# THE PROBLEM:
Report all lines holding "HASKELL".

# EXTRACTED DATA:
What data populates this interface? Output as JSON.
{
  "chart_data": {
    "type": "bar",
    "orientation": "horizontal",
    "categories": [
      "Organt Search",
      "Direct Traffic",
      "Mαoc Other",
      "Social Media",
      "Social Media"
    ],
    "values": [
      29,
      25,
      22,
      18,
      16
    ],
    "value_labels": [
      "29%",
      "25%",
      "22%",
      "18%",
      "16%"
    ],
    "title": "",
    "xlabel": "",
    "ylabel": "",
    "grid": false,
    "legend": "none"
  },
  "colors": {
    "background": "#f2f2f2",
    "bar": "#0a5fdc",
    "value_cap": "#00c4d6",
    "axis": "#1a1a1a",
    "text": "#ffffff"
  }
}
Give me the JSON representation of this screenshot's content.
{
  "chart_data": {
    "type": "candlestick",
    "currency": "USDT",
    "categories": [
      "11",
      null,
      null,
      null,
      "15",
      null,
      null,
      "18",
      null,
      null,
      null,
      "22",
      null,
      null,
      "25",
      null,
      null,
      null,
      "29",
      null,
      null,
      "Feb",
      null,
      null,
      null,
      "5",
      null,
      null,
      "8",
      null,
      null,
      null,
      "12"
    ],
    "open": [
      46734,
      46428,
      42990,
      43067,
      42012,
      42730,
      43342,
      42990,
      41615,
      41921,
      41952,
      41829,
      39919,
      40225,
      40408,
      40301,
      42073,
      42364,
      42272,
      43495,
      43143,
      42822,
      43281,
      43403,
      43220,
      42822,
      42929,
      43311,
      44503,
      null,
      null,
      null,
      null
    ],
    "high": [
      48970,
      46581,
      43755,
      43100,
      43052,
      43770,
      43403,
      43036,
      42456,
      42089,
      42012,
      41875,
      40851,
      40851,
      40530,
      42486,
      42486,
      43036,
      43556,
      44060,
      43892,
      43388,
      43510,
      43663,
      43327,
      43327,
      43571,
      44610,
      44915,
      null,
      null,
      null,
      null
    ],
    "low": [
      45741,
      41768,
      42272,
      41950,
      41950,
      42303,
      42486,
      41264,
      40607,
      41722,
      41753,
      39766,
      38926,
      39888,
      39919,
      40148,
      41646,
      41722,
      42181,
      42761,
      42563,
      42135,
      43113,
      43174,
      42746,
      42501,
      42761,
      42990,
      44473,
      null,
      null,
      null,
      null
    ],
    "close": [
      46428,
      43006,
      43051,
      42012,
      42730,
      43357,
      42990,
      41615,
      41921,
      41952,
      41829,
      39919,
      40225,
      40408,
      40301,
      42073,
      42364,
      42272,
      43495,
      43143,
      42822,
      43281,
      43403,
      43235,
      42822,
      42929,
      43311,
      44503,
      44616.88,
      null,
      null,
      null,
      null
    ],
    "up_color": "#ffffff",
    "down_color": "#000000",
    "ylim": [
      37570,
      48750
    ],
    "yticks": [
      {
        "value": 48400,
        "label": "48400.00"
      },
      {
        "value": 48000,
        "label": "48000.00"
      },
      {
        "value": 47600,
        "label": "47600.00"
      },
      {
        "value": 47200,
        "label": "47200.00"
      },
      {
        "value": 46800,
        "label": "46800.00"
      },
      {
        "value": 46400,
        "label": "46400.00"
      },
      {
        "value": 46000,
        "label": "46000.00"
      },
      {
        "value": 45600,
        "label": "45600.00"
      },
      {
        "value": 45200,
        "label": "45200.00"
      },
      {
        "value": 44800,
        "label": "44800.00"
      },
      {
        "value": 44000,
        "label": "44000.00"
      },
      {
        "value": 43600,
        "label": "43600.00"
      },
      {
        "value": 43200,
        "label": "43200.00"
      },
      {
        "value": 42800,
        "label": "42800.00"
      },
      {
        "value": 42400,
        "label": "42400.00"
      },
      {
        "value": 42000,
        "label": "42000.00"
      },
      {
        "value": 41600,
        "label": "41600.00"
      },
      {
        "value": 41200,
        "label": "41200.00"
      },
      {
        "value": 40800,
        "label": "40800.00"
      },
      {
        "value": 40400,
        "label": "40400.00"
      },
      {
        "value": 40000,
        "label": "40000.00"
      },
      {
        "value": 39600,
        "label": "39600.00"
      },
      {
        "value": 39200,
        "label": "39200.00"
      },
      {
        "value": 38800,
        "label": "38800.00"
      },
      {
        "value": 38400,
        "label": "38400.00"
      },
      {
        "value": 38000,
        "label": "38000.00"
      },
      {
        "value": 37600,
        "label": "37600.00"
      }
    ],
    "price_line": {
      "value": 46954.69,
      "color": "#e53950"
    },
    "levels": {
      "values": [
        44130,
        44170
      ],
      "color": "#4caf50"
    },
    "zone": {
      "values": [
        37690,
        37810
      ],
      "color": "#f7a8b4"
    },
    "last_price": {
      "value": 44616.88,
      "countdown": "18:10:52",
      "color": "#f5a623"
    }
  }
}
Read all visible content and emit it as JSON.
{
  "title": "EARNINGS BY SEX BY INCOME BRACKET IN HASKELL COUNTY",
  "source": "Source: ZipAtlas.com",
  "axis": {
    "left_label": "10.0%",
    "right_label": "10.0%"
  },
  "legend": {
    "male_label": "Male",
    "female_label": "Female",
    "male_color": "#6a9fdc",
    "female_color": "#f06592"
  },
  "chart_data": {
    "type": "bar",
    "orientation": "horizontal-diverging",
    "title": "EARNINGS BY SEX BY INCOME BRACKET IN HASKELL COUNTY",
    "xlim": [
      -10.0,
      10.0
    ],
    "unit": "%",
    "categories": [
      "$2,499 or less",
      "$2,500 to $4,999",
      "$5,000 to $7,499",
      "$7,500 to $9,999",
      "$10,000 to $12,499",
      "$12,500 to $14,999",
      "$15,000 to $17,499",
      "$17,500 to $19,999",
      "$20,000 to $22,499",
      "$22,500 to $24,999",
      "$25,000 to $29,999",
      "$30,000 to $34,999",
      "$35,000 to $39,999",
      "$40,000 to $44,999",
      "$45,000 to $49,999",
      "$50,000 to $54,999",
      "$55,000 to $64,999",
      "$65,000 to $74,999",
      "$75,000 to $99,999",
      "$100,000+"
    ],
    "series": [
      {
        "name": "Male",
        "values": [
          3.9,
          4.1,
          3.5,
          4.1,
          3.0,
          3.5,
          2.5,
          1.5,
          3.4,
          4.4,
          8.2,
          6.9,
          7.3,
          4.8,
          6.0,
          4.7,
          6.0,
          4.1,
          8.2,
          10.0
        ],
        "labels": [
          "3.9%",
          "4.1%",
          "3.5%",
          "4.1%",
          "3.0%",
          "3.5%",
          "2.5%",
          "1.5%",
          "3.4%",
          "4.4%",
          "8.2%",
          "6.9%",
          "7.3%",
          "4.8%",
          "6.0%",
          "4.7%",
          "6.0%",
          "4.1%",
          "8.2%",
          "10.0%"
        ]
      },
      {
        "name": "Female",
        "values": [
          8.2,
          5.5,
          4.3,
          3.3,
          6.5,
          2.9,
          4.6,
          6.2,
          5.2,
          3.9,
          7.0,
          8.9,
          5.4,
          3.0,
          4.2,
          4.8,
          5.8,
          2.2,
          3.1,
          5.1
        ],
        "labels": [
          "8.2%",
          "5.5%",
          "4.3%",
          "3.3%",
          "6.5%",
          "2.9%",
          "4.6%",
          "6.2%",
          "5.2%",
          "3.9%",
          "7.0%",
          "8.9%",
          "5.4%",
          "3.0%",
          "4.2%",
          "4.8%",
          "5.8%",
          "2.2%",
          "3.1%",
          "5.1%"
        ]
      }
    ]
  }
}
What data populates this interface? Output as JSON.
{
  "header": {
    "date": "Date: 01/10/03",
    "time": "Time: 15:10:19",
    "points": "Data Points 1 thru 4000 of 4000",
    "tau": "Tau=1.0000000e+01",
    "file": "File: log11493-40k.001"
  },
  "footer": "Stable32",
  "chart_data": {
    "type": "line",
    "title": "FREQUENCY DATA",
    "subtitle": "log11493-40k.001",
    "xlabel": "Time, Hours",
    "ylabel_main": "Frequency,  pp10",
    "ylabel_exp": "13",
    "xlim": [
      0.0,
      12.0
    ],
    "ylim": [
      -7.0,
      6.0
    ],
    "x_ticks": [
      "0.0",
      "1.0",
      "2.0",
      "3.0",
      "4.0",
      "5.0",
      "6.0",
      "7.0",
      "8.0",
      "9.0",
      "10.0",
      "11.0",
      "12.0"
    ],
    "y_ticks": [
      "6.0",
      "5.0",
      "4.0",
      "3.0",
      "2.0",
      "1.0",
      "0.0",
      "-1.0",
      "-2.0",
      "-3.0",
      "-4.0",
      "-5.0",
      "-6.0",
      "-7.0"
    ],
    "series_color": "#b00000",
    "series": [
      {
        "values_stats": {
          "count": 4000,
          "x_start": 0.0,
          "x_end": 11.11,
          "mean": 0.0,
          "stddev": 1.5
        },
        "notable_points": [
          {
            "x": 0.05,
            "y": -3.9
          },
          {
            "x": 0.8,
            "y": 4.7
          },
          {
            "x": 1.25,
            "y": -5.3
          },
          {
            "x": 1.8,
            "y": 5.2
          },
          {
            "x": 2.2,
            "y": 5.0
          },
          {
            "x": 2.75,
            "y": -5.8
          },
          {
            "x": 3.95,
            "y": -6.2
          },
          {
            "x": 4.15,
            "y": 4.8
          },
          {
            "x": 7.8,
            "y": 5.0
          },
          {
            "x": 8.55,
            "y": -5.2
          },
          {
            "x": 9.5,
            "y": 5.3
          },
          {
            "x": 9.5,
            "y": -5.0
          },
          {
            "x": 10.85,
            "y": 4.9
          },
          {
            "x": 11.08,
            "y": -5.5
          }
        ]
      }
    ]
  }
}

# TASK SOLUTION:
  "title": "EARNINGS BY SEX BY INCOME BRACKET IN HASKELL COUNTY",
    "title": "EARNINGS BY SEX BY INCOME BRACKET IN HASKELL COUNTY",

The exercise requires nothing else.